* **Aim of the exercise**
Leaving out every picture, quote the data below exactly as it appears.

[Figure data in JSON]
• • • •

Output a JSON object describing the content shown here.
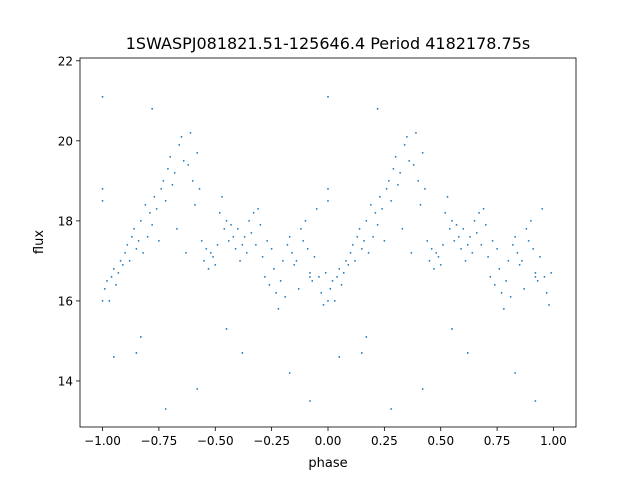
{
  "chart_data": {
    "type": "scatter",
    "title": "1SWASPJ081821.51-125646.4 Period 4182178.75s",
    "xlabel": "phase",
    "ylabel": "flux",
    "xlim": [
      -1.1,
      1.1
    ],
    "ylim": [
      12.85,
      22.07
    ],
    "xticks": [
      -1.0,
      -0.75,
      -0.5,
      -0.25,
      0.0,
      0.25,
      0.5,
      0.75,
      1.0
    ],
    "xtick_labels": [
      "−1.00",
      "−0.75",
      "−0.50",
      "−0.25",
      "0.00",
      "0.25",
      "0.50",
      "0.75",
      "1.00"
    ],
    "yticks": [
      14,
      16,
      18,
      20,
      22
    ],
    "ytick_labels": [
      "14",
      "16",
      "18",
      "20",
      "22"
    ],
    "grid": false,
    "marker_color": "#1f77b4",
    "phase_repeated_at_minus_one": true,
    "points": [
      [
        0.0,
        16.0
      ],
      [
        0.0,
        18.8
      ],
      [
        0.0,
        18.5
      ],
      [
        0.01,
        16.3
      ],
      [
        0.02,
        16.5
      ],
      [
        0.03,
        16.0
      ],
      [
        0.04,
        16.6
      ],
      [
        0.05,
        16.8
      ],
      [
        0.06,
        16.4
      ],
      [
        0.07,
        16.7
      ],
      [
        0.08,
        17.0
      ],
      [
        0.09,
        16.9
      ],
      [
        0.1,
        17.2
      ],
      [
        0.11,
        17.4
      ],
      [
        0.12,
        17.0
      ],
      [
        0.13,
        17.6
      ],
      [
        0.14,
        17.8
      ],
      [
        0.15,
        17.3
      ],
      [
        0.16,
        17.5
      ],
      [
        0.17,
        18.0
      ],
      [
        0.18,
        17.2
      ],
      [
        0.19,
        18.4
      ],
      [
        0.2,
        17.6
      ],
      [
        0.21,
        18.2
      ],
      [
        0.22,
        17.9
      ],
      [
        0.23,
        18.6
      ],
      [
        0.24,
        18.3
      ],
      [
        0.25,
        17.5
      ],
      [
        0.26,
        18.8
      ],
      [
        0.27,
        19.0
      ],
      [
        0.28,
        18.5
      ],
      [
        0.29,
        19.3
      ],
      [
        0.3,
        19.6
      ],
      [
        0.31,
        18.9
      ],
      [
        0.32,
        19.2
      ],
      [
        0.33,
        17.8
      ],
      [
        0.34,
        19.9
      ],
      [
        0.35,
        20.1
      ],
      [
        0.36,
        19.5
      ],
      [
        0.37,
        17.2
      ],
      [
        0.38,
        19.4
      ],
      [
        0.39,
        20.2
      ],
      [
        0.4,
        19.0
      ],
      [
        0.41,
        18.4
      ],
      [
        0.42,
        19.7
      ],
      [
        0.43,
        18.8
      ],
      [
        0.44,
        17.5
      ],
      [
        0.45,
        17.0
      ],
      [
        0.46,
        17.3
      ],
      [
        0.47,
        16.8
      ],
      [
        0.48,
        17.2
      ],
      [
        0.49,
        17.1
      ],
      [
        0.5,
        16.9
      ],
      [
        0.51,
        17.4
      ],
      [
        0.52,
        18.2
      ],
      [
        0.53,
        18.6
      ],
      [
        0.54,
        17.8
      ],
      [
        0.55,
        18.0
      ],
      [
        0.56,
        17.5
      ],
      [
        0.57,
        17.9
      ],
      [
        0.58,
        17.6
      ],
      [
        0.59,
        17.3
      ],
      [
        0.6,
        17.8
      ],
      [
        0.61,
        17.0
      ],
      [
        0.62,
        17.4
      ],
      [
        0.63,
        17.6
      ],
      [
        0.64,
        17.2
      ],
      [
        0.65,
        18.0
      ],
      [
        0.66,
        17.7
      ],
      [
        0.67,
        18.2
      ],
      [
        0.68,
        17.4
      ],
      [
        0.69,
        18.3
      ],
      [
        0.7,
        17.9
      ],
      [
        0.71,
        17.1
      ],
      [
        0.72,
        16.6
      ],
      [
        0.73,
        17.5
      ],
      [
        0.74,
        16.4
      ],
      [
        0.75,
        17.3
      ],
      [
        0.76,
        16.8
      ],
      [
        0.77,
        16.2
      ],
      [
        0.78,
        15.8
      ],
      [
        0.79,
        16.5
      ],
      [
        0.8,
        17.0
      ],
      [
        0.81,
        16.1
      ],
      [
        0.82,
        17.4
      ],
      [
        0.83,
        17.6
      ],
      [
        0.84,
        17.2
      ],
      [
        0.85,
        16.9
      ],
      [
        0.86,
        17.0
      ],
      [
        0.87,
        16.3
      ],
      [
        0.88,
        17.8
      ],
      [
        0.89,
        17.5
      ],
      [
        0.9,
        18.0
      ],
      [
        0.91,
        17.3
      ],
      [
        0.92,
        16.7
      ],
      [
        0.93,
        16.5
      ],
      [
        0.94,
        17.1
      ],
      [
        0.95,
        18.3
      ],
      [
        0.96,
        16.6
      ],
      [
        0.97,
        16.2
      ],
      [
        0.98,
        15.9
      ],
      [
        0.99,
        16.7
      ],
      [
        0.92,
        16.6
      ],
      [
        0.05,
        14.6
      ],
      [
        0.15,
        14.7
      ],
      [
        0.42,
        13.8
      ],
      [
        0.62,
        14.7
      ],
      [
        0.83,
        14.2
      ],
      [
        0.92,
        13.5
      ],
      [
        0.17,
        15.1
      ],
      [
        0.55,
        15.3
      ],
      [
        0.28,
        13.3
      ],
      [
        0.0,
        21.1
      ],
      [
        0.22,
        20.8
      ]
    ]
  }
}
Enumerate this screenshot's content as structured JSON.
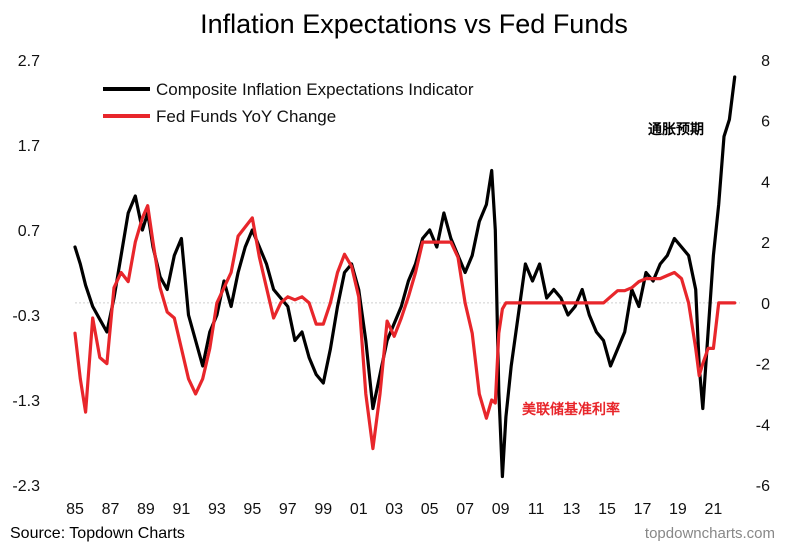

• • • •

* **Result**
Output a JSON object describing the content shown here.
{
  "chart_data": {
    "type": "scatter",
    "title": "1SWASPJ081821.51-125646.4 Period 4182178.75s",
    "xlabel": "phase",
    "ylabel": "flux",
    "xlim": [
      -1.1,
      1.1
    ],
    "ylim": [
      12.85,
      22.07
    ],
    "xticks": [
      -1.0,
      -0.75,
      -0.5,
      -0.25,
      0.0,
      0.25,
      0.5,
      0.75,
      1.0
    ],
    "xtick_labels": [
      "−1.00",
      "−0.75",
      "−0.50",
      "−0.25",
      "0.00",
      "0.25",
      "0.50",
      "0.75",
      "1.00"
    ],
    "yticks": [
      14,
      16,
      18,
      20,
      22
    ],
    "ytick_labels": [
      "14",
      "16",
      "18",
      "20",
      "22"
    ],
    "grid": false,
    "marker_color": "#1f77b4",
    "phase_repeated_at_minus_one": true,
    "points": [
      [
        0.0,
        16.0
      ],
      [
        0.0,
        18.8
      ],
      [
        0.0,
        18.5
      ],
      [
        0.01,
        16.3
      ],
      [
        0.02,
        16.5
      ],
      [
        0.03,
        16.0
      ],
      [
        0.04,
        16.6
      ],
      [
        0.05,
        16.8
      ],
      [
        0.06,
        16.4
      ],
      [
        0.07,
        16.7
      ],
      [
        0.08,
        17.0
      ],
      [
        0.09,
        16.9
      ],
      [
        0.1,
        17.2
      ],
      [
        0.11,
        17.4
      ],
      [
        0.12,
        17.0
      ],
      [
        0.13,
        17.6
      ],
      [
        0.14,
        17.8
      ],
      [
        0.15,
        17.3
      ],
      [
        0.16,
        17.5
      ],
      [
        0.17,
        18.0
      ],
      [
        0.18,
        17.2
      ],
      [
        0.19,
        18.4
      ],
      [
        0.2,
        17.6
      ],
      [
        0.21,
        18.2
      ],
      [
        0.22,
        17.9
      ],
      [
        0.23,
        18.6
      ],
      [
        0.24,
        18.3
      ],
      [
        0.25,
        17.5
      ],
      [
        0.26,
        18.8
      ],
      [
        0.27,
        19.0
      ],
      [
        0.28,
        18.5
      ],
      [
        0.29,
        19.3
      ],
      [
        0.3,
        19.6
      ],
      [
        0.31,
        18.9
      ],
      [
        0.32,
        19.2
      ],
      [
        0.33,
        17.8
      ],
      [
        0.34,
        19.9
      ],
      [
        0.35,
        20.1
      ],
      [
        0.36,
        19.5
      ],
      [
        0.37,
        17.2
      ],
      [
        0.38,
        19.4
      ],
      [
        0.39,
        20.2
      ],
      [
        0.4,
        19.0
      ],
      [
        0.41,
        18.4
      ],
      [
        0.42,
        19.7
      ],
      [
        0.43,
        18.8
      ],
      [
        0.44,
        17.5
      ],
      [
        0.45,
        17.0
      ],
      [
        0.46,
        17.3
      ],
      [
        0.47,
        16.8
      ],
      [
        0.48,
        17.2
      ],
      [
        0.49,
        17.1
      ],
      [
        0.5,
        16.9
      ],
      [
        0.51,
        17.4
      ],
      [
        0.52,
        18.2
      ],
      [
        0.53,
        18.6
      ],
      [
        0.54,
        17.8
      ],
      [
        0.55,
        18.0
      ],
      [
        0.56,
        17.5
      ],
      [
        0.57,
        17.9
      ],
      [
        0.58,
        17.6
      ],
      [
        0.59,
        17.3
      ],
      [
        0.6,
        17.8
      ],
      [
        0.61,
        17.0
      ],
      [
        0.62,
        17.4
      ],
      [
        0.63,
        17.6
      ],
      [
        0.64,
        17.2
      ],
      [
        0.65,
        18.0
      ],
      [
        0.66,
        17.7
      ],
      [
        0.67,
        18.2
      ],
      [
        0.68,
        17.4
      ],
      [
        0.69,
        18.3
      ],
      [
        0.7,
        17.9
      ],
      [
        0.71,
        17.1
      ],
      [
        0.72,
        16.6
      ],
      [
        0.73,
        17.5
      ],
      [
        0.74,
        16.4
      ],
      [
        0.75,
        17.3
      ],
      [
        0.76,
        16.8
      ],
      [
        0.77,
        16.2
      ],
      [
        0.78,
        15.8
      ],
      [
        0.79,
        16.5
      ],
      [
        0.8,
        17.0
      ],
      [
        0.81,
        16.1
      ],
      [
        0.82,
        17.4
      ],
      [
        0.83,
        17.6
      ],
      [
        0.84,
        17.2
      ],
      [
        0.85,
        16.9
      ],
      [
        0.86,
        17.0
      ],
      [
        0.87,
        16.3
      ],
      [
        0.88,
        17.8
      ],
      [
        0.89,
        17.5
      ],
      [
        0.9,
        18.0
      ],
      [
        0.91,
        17.3
      ],
      [
        0.92,
        16.7
      ],
      [
        0.93,
        16.5
      ],
      [
        0.94,
        17.1
      ],
      [
        0.95,
        18.3
      ],
      [
        0.96,
        16.6
      ],
      [
        0.97,
        16.2
      ],
      [
        0.98,
        15.9
      ],
      [
        0.99,
        16.7
      ],
      [
        0.92,
        16.6
      ],
      [
        0.05,
        14.6
      ],
      [
        0.15,
        14.7
      ],
      [
        0.42,
        13.8
      ],
      [
        0.62,
        14.7
      ],
      [
        0.83,
        14.2
      ],
      [
        0.92,
        13.5
      ],
      [
        0.17,
        15.1
      ],
      [
        0.55,
        15.3
      ],
      [
        0.28,
        13.3
      ],
      [
        0.0,
        21.1
      ],
      [
        0.22,
        20.8
      ]
    ]
  }
}
Enumerate this screenshot's content as structured JSON.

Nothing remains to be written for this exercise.